▶ TASK DESCRIPTION
Skip all pictures, then print the remaining material exactly.

▶ RECORDS TO PROCESS

- - -

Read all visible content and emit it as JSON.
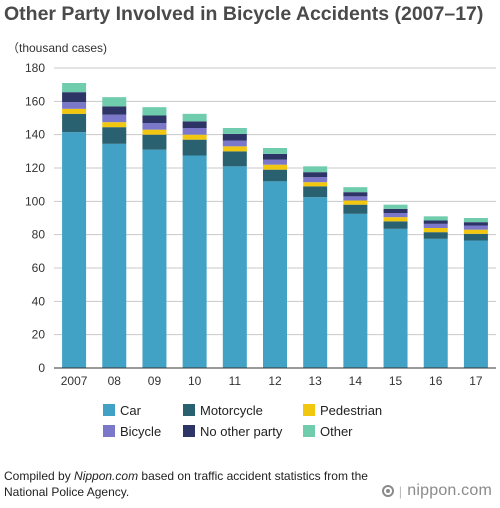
{
  "title": "Other Party Involved in Bicycle Accidents (2007–17)",
  "unit_label": "（thousand cases)",
  "source": {
    "prefix": "Compiled by ",
    "site": "Nippon.com",
    "suffix": " based on traffic accident statistics from the National Police Agency."
  },
  "logo": {
    "text": "nippon.com"
  },
  "chart_data": {
    "type": "bar",
    "stacked": true,
    "ylim": [
      0,
      180
    ],
    "yticks": [
      0,
      20,
      40,
      60,
      80,
      100,
      120,
      140,
      160,
      180
    ],
    "ylabel": "（thousand cases)",
    "grid": true,
    "legend_position": "bottom",
    "categories": [
      "2007",
      "08",
      "09",
      "10",
      "11",
      "12",
      "13",
      "14",
      "15",
      "16",
      "17"
    ],
    "series": [
      {
        "name": "Car",
        "color": "#41a2c6",
        "values": [
          141.5,
          134.5,
          131,
          127.5,
          121,
          112,
          102.5,
          92.5,
          83.5,
          77.5,
          76.5
        ]
      },
      {
        "name": "Motorcycle",
        "color": "#2a6170",
        "values": [
          11,
          10,
          9,
          9.5,
          9,
          7,
          6.5,
          5.5,
          4.5,
          4,
          4
        ]
      },
      {
        "name": "Pedestrian",
        "color": "#f2c70f",
        "values": [
          3,
          3,
          3,
          3,
          3,
          3,
          2.5,
          2.5,
          2.5,
          2.5,
          2.5
        ]
      },
      {
        "name": "Bicycle",
        "color": "#7b78c9",
        "values": [
          4,
          4.5,
          4,
          4,
          3.5,
          3,
          3,
          2.5,
          2.5,
          2.5,
          2.5
        ]
      },
      {
        "name": "No other party",
        "color": "#2d3566",
        "values": [
          6,
          5,
          4.5,
          4,
          4,
          3.5,
          3,
          2.5,
          2.5,
          2,
          2
        ]
      },
      {
        "name": "Other",
        "color": "#6fccad",
        "values": [
          5.5,
          5.5,
          5,
          4.5,
          3.5,
          3.5,
          3.5,
          3,
          2.5,
          2.5,
          2.5
        ]
      }
    ]
  }
}
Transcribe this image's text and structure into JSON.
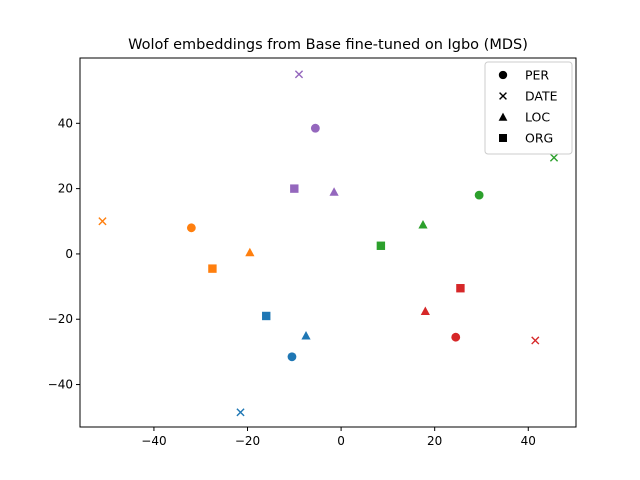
{
  "chart_data": {
    "type": "scatter",
    "title": "Wolof embeddings from Base fine-tuned on Igbo (MDS)",
    "xlabel": "",
    "ylabel": "",
    "xlim": [
      -55.8,
      50.2
    ],
    "ylim": [
      -53,
      60
    ],
    "xticks": [
      -40,
      -20,
      0,
      20,
      40
    ],
    "yticks": [
      -40,
      -20,
      0,
      20,
      40
    ],
    "grid": false,
    "legend": {
      "position": "top-right",
      "entries": [
        {
          "label": "PER",
          "marker": "circle"
        },
        {
          "label": "DATE",
          "marker": "x"
        },
        {
          "label": "LOC",
          "marker": "triangle"
        },
        {
          "label": "ORG",
          "marker": "square"
        }
      ]
    },
    "groups": [
      {
        "color": "#1f77b4",
        "points": [
          {
            "marker": "circle",
            "x": -10.5,
            "y": -31.5
          },
          {
            "marker": "x",
            "x": -21.5,
            "y": -48.5
          },
          {
            "marker": "triangle",
            "x": -7.5,
            "y": -25
          },
          {
            "marker": "square",
            "x": -16,
            "y": -19
          }
        ]
      },
      {
        "color": "#ff7f0e",
        "points": [
          {
            "marker": "circle",
            "x": -32,
            "y": 8
          },
          {
            "marker": "x",
            "x": -51,
            "y": 10
          },
          {
            "marker": "triangle",
            "x": -19.5,
            "y": 0.5
          },
          {
            "marker": "square",
            "x": -27.5,
            "y": -4.5
          }
        ]
      },
      {
        "color": "#2ca02c",
        "points": [
          {
            "marker": "circle",
            "x": 29.5,
            "y": 18
          },
          {
            "marker": "x",
            "x": 45.5,
            "y": 29.5
          },
          {
            "marker": "triangle",
            "x": 17.5,
            "y": 9
          },
          {
            "marker": "square",
            "x": 8.5,
            "y": 2.5
          }
        ]
      },
      {
        "color": "#d62728",
        "points": [
          {
            "marker": "circle",
            "x": 24.5,
            "y": -25.5
          },
          {
            "marker": "x",
            "x": 41.5,
            "y": -26.5
          },
          {
            "marker": "triangle",
            "x": 18,
            "y": -17.5
          },
          {
            "marker": "square",
            "x": 25.5,
            "y": -10.5
          }
        ]
      },
      {
        "color": "#9467bd",
        "points": [
          {
            "marker": "circle",
            "x": -5.5,
            "y": 38.5
          },
          {
            "marker": "x",
            "x": -9,
            "y": 55
          },
          {
            "marker": "triangle",
            "x": -1.5,
            "y": 19
          },
          {
            "marker": "square",
            "x": -10,
            "y": 20
          }
        ]
      }
    ]
  }
}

- - -

▶ RESPONSE
Read all visible content and emit it as JSON.
{
  "title": "Other Party Involved in Bicycle Accidents (2007–17)",
  "unit_label": "（thousand cases)",
  "source": {
    "prefix": "Compiled by ",
    "site": "Nippon.com",
    "suffix": " based on traffic accident statistics from the National Police Agency."
  },
  "logo": {
    "text": "nippon.com"
  },
  "chart_data": {
    "type": "bar",
    "stacked": true,
    "ylim": [
      0,
      180
    ],
    "yticks": [
      0,
      20,
      40,
      60,
      80,
      100,
      120,
      140,
      160,
      180
    ],
    "ylabel": "（thousand cases)",
    "grid": true,
    "legend_position": "bottom",
    "categories": [
      "2007",
      "08",
      "09",
      "10",
      "11",
      "12",
      "13",
      "14",
      "15",
      "16",
      "17"
    ],
    "series": [
      {
        "name": "Car",
        "color": "#41a2c6",
        "values": [
          141.5,
          134.5,
          131,
          127.5,
          121,
          112,
          102.5,
          92.5,
          83.5,
          77.5,
          76.5
        ]
      },
      {
        "name": "Motorcycle",
        "color": "#2a6170",
        "values": [
          11,
          10,
          9,
          9.5,
          9,
          7,
          6.5,
          5.5,
          4.5,
          4,
          4
        ]
      },
      {
        "name": "Pedestrian",
        "color": "#f2c70f",
        "values": [
          3,
          3,
          3,
          3,
          3,
          3,
          2.5,
          2.5,
          2.5,
          2.5,
          2.5
        ]
      },
      {
        "name": "Bicycle",
        "color": "#7b78c9",
        "values": [
          4,
          4.5,
          4,
          4,
          3.5,
          3,
          3,
          2.5,
          2.5,
          2.5,
          2.5
        ]
      },
      {
        "name": "No other party",
        "color": "#2d3566",
        "values": [
          6,
          5,
          4.5,
          4,
          4,
          3.5,
          3,
          2.5,
          2.5,
          2,
          2
        ]
      },
      {
        "name": "Other",
        "color": "#6fccad",
        "values": [
          5.5,
          5.5,
          5,
          4.5,
          3.5,
          3.5,
          3.5,
          3,
          2.5,
          2.5,
          2.5
        ]
      }
    ]
  }
}
Transcribe this image's text and structure into JSON.
{
  "chart_data": {
    "type": "scatter",
    "title": "Wolof embeddings from Base fine-tuned on Igbo (MDS)",
    "xlabel": "",
    "ylabel": "",
    "xlim": [
      -55.8,
      50.2
    ],
    "ylim": [
      -53,
      60
    ],
    "xticks": [
      -40,
      -20,
      0,
      20,
      40
    ],
    "yticks": [
      -40,
      -20,
      0,
      20,
      40
    ],
    "grid": false,
    "legend": {
      "position": "top-right",
      "entries": [
        {
          "label": "PER",
          "marker": "circle"
        },
        {
          "label": "DATE",
          "marker": "x"
        },
        {
          "label": "LOC",
          "marker": "triangle"
        },
        {
          "label": "ORG",
          "marker": "square"
        }
      ]
    },
    "groups": [
      {
        "color": "#1f77b4",
        "points": [
          {
            "marker": "circle",
            "x": -10.5,
            "y": -31.5
          },
          {
            "marker": "x",
            "x": -21.5,
            "y": -48.5
          },
          {
            "marker": "triangle",
            "x": -7.5,
            "y": -25
          },
          {
            "marker": "square",
            "x": -16,
            "y": -19
          }
        ]
      },
      {
        "color": "#ff7f0e",
        "points": [
          {
            "marker": "circle",
            "x": -32,
            "y": 8
          },
          {
            "marker": "x",
            "x": -51,
            "y": 10
          },
          {
            "marker": "triangle",
            "x": -19.5,
            "y": 0.5
          },
          {
            "marker": "square",
            "x": -27.5,
            "y": -4.5
          }
        ]
      },
      {
        "color": "#2ca02c",
        "points": [
          {
            "marker": "circle",
            "x": 29.5,
            "y": 18
          },
          {
            "marker": "x",
            "x": 45.5,
            "y": 29.5
          },
          {
            "marker": "triangle",
            "x": 17.5,
            "y": 9
          },
          {
            "marker": "square",
            "x": 8.5,
            "y": 2.5
          }
        ]
      },
      {
        "color": "#d62728",
        "points": [
          {
            "marker": "circle",
            "x": 24.5,
            "y": -25.5
          },
          {
            "marker": "x",
            "x": 41.5,
            "y": -26.5
          },
          {
            "marker": "triangle",
            "x": 18,
            "y": -17.5
          },
          {
            "marker": "square",
            "x": 25.5,
            "y": -10.5
          }
        ]
      },
      {
        "color": "#9467bd",
        "points": [
          {
            "marker": "circle",
            "x": -5.5,
            "y": 38.5
          },
          {
            "marker": "x",
            "x": -9,
            "y": 55
          },
          {
            "marker": "triangle",
            "x": -1.5,
            "y": 19
          },
          {
            "marker": "square",
            "x": -10,
            "y": 20
          }
        ]
      }
    ]
  }
}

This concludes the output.